**Your instructions**
Every line that contains the word "Model" should be copied out.

**Records for the exercise**
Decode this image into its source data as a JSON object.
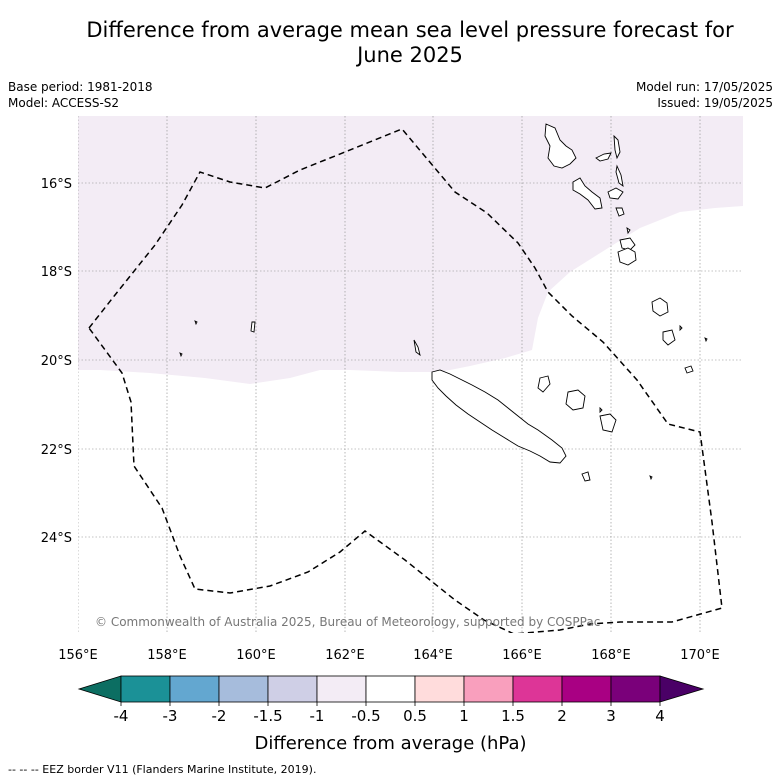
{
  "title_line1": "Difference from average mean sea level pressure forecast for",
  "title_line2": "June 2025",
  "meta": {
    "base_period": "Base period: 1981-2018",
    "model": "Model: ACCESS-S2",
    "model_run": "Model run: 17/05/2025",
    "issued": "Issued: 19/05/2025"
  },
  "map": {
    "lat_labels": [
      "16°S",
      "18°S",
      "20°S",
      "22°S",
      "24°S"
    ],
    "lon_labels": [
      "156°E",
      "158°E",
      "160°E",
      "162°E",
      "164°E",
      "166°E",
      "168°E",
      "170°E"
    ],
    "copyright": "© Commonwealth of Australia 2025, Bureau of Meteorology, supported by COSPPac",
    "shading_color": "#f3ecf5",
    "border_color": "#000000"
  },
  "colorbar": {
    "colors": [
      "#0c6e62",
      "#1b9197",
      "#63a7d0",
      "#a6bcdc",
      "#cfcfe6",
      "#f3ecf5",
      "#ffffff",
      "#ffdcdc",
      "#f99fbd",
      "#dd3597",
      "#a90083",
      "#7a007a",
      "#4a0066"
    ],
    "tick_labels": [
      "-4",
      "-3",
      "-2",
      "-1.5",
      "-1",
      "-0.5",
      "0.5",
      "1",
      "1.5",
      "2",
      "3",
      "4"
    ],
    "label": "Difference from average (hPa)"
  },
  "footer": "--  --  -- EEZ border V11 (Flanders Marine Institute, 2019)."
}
==
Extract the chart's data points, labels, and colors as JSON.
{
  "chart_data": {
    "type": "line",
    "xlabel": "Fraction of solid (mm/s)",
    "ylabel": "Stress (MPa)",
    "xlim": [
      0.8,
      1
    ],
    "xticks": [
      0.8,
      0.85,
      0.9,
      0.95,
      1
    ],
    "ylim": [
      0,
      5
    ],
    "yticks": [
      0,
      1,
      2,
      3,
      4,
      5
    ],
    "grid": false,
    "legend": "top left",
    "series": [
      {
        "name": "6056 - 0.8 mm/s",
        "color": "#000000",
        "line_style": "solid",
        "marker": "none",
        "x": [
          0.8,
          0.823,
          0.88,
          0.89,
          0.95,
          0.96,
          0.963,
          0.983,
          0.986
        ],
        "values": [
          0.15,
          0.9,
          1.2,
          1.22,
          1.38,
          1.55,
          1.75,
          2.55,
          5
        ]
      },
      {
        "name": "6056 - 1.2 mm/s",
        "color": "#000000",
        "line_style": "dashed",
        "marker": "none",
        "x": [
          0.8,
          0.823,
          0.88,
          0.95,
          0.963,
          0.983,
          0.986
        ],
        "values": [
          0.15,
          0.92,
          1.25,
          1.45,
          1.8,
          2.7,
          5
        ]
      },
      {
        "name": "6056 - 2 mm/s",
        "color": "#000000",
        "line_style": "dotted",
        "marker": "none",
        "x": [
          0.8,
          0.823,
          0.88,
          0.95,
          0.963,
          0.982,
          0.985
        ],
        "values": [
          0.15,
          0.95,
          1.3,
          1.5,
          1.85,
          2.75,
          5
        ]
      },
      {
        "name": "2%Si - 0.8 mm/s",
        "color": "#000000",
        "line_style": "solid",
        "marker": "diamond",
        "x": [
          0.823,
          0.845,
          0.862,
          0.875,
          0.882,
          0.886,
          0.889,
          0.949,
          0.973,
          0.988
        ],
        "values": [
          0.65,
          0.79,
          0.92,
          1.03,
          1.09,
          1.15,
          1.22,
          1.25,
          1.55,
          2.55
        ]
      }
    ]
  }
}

**Solution for this problem**
    "model": "Model: ACCESS-S2",
    "model_run": "Model run: 17/05/2025",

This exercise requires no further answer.